» What is expected
In the entries below, find every line with "contracción" and copy it.

(Excerpts from a figure dataset)
= = = = = = =

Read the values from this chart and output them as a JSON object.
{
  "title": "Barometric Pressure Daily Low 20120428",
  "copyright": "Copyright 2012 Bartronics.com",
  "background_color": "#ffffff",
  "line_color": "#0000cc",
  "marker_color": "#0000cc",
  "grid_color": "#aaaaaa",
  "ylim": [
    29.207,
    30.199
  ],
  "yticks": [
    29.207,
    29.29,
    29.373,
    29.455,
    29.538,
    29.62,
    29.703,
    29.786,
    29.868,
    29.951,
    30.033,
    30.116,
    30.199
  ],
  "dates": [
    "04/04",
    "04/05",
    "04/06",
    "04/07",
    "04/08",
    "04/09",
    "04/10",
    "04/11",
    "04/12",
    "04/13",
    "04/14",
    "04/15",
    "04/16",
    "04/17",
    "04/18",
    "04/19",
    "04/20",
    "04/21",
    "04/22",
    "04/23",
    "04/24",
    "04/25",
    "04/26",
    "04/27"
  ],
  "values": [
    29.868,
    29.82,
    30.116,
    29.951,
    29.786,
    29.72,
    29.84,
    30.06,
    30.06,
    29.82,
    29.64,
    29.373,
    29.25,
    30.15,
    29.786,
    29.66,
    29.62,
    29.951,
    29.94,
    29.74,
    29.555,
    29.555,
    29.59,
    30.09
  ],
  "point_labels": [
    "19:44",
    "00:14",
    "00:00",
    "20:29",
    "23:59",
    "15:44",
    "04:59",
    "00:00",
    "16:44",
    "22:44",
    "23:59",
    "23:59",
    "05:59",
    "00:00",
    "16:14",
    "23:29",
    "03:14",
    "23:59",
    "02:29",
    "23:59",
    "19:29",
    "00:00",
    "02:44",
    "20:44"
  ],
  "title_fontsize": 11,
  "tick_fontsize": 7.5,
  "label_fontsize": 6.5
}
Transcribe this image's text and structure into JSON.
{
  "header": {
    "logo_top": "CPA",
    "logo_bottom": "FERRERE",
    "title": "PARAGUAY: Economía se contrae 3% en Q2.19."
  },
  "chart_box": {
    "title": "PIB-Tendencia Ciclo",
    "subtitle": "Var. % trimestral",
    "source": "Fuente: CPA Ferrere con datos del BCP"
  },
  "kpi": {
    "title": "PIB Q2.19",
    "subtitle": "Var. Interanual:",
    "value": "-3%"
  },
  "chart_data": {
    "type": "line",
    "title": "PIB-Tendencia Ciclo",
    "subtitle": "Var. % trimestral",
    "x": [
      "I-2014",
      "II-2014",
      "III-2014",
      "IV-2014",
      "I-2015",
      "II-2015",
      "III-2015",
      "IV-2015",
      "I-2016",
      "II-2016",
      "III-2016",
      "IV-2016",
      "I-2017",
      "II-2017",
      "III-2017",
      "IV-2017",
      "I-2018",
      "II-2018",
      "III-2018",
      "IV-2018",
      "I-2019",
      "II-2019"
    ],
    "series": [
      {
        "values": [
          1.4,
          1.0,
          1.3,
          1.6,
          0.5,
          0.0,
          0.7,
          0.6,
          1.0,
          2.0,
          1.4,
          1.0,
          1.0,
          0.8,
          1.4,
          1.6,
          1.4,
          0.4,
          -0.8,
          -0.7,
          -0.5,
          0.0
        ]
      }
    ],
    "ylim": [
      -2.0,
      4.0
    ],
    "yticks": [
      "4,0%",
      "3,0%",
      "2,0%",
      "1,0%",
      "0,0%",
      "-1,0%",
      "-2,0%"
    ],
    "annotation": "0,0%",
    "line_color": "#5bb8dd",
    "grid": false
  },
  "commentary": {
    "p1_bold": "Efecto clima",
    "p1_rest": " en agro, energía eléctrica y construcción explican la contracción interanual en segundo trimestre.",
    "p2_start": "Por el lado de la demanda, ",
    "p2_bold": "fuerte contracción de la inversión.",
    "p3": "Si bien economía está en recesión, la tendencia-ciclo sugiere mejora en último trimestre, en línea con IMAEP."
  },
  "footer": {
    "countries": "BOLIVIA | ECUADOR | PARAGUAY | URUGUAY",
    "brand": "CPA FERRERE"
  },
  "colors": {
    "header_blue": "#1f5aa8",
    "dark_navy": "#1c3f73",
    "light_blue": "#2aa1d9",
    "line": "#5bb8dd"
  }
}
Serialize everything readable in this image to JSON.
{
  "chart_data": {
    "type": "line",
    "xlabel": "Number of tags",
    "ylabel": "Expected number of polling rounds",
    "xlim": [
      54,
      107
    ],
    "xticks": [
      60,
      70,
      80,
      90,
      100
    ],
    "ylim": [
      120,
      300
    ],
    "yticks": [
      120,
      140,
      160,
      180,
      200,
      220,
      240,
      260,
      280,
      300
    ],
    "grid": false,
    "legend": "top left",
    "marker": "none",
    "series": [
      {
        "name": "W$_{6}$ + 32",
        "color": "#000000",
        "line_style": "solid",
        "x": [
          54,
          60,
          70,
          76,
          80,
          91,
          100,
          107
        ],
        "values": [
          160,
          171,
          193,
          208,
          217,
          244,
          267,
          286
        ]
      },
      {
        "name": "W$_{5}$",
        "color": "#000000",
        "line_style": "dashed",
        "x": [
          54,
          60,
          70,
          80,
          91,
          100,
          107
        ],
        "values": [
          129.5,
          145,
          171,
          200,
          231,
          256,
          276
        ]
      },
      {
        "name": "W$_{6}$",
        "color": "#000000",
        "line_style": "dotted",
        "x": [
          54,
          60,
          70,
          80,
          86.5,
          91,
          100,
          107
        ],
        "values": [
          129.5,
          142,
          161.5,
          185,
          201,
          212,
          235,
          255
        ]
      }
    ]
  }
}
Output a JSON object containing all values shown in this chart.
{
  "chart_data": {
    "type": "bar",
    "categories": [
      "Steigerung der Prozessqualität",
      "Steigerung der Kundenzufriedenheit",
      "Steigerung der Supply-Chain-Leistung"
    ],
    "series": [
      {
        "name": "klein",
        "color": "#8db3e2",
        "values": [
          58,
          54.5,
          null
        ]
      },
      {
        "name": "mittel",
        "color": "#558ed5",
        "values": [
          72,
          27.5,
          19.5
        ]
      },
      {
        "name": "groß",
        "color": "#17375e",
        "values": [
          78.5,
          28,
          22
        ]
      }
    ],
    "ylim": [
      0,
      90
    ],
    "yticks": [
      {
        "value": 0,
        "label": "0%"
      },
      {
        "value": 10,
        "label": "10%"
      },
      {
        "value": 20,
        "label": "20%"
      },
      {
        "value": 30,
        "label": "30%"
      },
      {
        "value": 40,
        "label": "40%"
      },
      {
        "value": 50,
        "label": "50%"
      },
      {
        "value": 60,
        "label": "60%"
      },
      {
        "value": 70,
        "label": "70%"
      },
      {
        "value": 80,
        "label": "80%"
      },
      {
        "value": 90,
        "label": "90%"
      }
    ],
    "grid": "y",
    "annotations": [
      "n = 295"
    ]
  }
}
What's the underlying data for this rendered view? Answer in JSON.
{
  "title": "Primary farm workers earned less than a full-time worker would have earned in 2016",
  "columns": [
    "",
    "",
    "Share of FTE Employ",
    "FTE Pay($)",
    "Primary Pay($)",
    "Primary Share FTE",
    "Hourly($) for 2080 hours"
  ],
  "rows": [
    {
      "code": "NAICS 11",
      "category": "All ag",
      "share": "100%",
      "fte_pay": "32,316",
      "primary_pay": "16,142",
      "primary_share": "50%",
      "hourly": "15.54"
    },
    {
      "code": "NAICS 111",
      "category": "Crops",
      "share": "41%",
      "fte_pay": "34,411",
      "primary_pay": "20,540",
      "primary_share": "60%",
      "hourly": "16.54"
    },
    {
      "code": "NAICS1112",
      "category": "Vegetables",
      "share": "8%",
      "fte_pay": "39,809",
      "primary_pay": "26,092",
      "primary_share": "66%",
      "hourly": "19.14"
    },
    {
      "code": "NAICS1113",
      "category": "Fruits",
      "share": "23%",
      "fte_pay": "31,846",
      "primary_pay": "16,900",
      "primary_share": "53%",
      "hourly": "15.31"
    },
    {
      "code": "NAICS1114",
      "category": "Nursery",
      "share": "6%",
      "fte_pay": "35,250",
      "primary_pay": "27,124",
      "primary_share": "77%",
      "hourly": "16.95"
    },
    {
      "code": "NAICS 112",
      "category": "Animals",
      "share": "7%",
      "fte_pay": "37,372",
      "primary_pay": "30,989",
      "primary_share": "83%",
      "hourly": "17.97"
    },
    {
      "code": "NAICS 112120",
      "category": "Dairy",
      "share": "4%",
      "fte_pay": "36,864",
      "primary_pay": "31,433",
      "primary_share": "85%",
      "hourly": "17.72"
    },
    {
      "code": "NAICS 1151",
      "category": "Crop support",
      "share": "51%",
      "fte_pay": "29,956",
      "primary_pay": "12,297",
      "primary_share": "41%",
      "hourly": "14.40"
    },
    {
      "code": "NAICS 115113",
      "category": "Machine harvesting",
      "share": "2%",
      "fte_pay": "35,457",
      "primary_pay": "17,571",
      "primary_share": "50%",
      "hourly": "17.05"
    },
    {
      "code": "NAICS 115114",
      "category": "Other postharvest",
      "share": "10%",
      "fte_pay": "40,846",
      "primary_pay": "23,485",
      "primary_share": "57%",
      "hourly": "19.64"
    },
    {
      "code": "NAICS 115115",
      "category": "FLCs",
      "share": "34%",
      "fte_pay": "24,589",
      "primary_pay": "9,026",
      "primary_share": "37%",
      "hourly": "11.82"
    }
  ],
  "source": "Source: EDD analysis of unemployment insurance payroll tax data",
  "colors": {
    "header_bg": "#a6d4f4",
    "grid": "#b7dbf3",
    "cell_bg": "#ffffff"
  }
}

= = = = = = =

» Result for this task
    "p1_rest": " en agro, energía eléctrica y construcción explican la contracción interanual en segundo trimestre.",
    "p2_bold": "fuerte contracción de la inversión.",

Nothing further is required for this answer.